PROBLEM STATEMENT
Copy out every line that contains "luôn".

-- START OF SOURCE DATA --

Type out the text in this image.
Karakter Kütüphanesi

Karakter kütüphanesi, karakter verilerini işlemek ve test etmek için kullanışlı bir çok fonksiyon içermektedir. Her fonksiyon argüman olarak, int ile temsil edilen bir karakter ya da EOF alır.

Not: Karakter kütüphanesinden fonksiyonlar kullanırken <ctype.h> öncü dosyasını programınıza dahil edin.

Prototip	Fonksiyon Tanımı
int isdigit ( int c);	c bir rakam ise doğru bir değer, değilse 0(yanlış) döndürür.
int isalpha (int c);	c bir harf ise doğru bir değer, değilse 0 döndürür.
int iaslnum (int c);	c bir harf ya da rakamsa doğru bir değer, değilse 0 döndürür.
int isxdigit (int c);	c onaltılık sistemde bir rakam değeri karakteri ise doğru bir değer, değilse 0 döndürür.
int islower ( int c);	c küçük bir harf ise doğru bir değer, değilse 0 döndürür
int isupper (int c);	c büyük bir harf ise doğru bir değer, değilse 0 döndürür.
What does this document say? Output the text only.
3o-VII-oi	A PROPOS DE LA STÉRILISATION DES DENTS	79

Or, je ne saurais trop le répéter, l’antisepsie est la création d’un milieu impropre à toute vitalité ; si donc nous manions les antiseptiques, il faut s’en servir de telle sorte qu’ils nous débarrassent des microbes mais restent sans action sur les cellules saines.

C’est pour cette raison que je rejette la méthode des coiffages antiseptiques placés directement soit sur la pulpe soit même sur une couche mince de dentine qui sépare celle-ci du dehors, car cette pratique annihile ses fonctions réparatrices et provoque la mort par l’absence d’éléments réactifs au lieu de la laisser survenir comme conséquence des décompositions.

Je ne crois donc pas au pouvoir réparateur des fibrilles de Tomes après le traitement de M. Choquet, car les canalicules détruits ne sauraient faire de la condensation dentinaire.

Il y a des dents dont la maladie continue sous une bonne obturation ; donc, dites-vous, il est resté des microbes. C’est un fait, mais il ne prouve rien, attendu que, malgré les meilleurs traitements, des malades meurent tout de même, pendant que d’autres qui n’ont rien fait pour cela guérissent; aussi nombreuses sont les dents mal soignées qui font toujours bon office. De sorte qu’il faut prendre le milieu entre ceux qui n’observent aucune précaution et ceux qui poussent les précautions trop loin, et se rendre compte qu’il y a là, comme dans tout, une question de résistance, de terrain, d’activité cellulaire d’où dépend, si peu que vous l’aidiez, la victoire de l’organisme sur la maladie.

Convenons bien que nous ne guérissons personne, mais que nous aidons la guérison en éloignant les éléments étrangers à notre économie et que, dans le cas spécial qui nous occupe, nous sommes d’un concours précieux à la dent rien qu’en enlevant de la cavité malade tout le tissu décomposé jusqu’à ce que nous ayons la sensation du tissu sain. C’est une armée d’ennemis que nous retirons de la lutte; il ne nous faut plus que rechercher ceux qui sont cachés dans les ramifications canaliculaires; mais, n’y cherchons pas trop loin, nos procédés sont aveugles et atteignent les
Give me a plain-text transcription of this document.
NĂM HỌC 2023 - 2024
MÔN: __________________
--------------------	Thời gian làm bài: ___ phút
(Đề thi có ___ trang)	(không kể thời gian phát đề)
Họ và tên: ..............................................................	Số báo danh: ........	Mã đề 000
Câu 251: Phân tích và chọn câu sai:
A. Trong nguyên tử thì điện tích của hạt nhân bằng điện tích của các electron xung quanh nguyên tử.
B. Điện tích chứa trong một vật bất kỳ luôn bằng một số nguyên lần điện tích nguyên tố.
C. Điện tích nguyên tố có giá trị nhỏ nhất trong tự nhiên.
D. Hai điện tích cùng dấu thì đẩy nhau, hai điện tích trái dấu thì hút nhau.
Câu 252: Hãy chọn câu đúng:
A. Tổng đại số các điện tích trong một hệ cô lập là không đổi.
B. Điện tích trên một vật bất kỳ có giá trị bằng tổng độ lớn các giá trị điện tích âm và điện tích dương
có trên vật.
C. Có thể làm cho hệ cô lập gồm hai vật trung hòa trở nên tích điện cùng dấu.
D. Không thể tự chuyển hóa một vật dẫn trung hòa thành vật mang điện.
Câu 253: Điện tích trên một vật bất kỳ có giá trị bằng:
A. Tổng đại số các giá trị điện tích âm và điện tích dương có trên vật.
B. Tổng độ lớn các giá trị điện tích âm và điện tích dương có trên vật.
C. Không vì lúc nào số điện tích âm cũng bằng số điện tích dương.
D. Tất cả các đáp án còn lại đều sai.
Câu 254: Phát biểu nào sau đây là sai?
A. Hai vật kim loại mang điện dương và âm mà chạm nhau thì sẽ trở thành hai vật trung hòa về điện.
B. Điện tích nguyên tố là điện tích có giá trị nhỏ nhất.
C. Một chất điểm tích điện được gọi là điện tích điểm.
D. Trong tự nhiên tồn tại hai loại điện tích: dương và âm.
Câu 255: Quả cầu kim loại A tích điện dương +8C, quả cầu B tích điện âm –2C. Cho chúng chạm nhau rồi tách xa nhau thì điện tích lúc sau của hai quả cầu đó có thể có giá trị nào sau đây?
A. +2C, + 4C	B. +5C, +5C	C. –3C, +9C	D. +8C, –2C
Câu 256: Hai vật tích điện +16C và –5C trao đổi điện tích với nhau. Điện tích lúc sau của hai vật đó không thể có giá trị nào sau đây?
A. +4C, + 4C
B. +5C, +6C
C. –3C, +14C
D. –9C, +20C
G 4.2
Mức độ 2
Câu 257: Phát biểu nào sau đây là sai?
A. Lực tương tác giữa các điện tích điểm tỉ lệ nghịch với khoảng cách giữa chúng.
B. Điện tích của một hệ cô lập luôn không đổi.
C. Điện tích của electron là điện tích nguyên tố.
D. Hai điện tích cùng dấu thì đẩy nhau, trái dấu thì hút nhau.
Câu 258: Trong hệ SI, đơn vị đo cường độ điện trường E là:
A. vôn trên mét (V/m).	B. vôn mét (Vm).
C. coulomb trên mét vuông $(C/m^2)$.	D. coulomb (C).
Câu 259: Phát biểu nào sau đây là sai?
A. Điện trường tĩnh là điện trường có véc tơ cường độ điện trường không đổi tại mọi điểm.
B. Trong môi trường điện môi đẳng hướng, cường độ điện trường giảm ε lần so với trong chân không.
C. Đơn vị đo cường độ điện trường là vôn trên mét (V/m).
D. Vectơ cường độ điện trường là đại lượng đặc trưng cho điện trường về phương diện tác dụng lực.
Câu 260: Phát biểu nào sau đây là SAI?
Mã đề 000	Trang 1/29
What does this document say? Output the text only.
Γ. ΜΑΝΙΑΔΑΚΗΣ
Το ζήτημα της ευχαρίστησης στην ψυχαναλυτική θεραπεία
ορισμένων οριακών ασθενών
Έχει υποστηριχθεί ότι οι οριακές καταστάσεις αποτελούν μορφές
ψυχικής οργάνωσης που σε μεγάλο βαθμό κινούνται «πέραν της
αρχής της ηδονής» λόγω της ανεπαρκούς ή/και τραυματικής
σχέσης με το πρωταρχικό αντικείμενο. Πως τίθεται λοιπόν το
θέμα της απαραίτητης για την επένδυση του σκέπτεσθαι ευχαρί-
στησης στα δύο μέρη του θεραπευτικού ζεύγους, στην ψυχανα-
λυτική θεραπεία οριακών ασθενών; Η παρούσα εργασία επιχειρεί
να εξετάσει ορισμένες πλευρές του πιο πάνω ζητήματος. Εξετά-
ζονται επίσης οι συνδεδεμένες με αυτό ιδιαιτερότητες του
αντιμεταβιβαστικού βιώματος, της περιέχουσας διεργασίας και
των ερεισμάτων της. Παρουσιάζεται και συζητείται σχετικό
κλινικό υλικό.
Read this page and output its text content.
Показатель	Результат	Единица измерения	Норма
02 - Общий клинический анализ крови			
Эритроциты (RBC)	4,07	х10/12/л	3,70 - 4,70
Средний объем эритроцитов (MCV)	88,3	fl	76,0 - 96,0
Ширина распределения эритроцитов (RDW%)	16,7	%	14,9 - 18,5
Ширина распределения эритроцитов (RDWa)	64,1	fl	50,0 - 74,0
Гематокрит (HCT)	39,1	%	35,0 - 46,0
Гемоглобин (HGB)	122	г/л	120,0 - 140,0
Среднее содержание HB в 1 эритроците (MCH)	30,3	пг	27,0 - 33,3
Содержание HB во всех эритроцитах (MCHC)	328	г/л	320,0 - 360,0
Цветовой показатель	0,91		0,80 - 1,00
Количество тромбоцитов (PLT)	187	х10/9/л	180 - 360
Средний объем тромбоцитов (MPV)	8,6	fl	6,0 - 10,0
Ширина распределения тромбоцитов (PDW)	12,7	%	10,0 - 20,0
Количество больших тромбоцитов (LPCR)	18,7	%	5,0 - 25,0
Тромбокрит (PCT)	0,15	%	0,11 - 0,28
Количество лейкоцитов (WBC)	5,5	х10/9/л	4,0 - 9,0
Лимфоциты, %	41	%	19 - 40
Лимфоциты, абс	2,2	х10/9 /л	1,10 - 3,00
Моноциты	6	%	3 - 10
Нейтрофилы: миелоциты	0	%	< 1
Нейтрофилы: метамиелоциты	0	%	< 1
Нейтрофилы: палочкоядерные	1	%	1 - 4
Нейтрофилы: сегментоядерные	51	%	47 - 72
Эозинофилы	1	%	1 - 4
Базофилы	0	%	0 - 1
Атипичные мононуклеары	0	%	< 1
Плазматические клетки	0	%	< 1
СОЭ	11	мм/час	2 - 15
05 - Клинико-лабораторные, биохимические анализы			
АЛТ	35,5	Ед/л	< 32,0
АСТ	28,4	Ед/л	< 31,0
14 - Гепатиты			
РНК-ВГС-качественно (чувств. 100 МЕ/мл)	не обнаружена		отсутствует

-- END OF SOURCE DATA --

FULL ANSWER
B. Điện tích chứa trong một vật bất kỳ luôn bằng một số nguyên lần điện tích nguyên tố.
B. Điện tích của một hệ cô lập luôn không đổi.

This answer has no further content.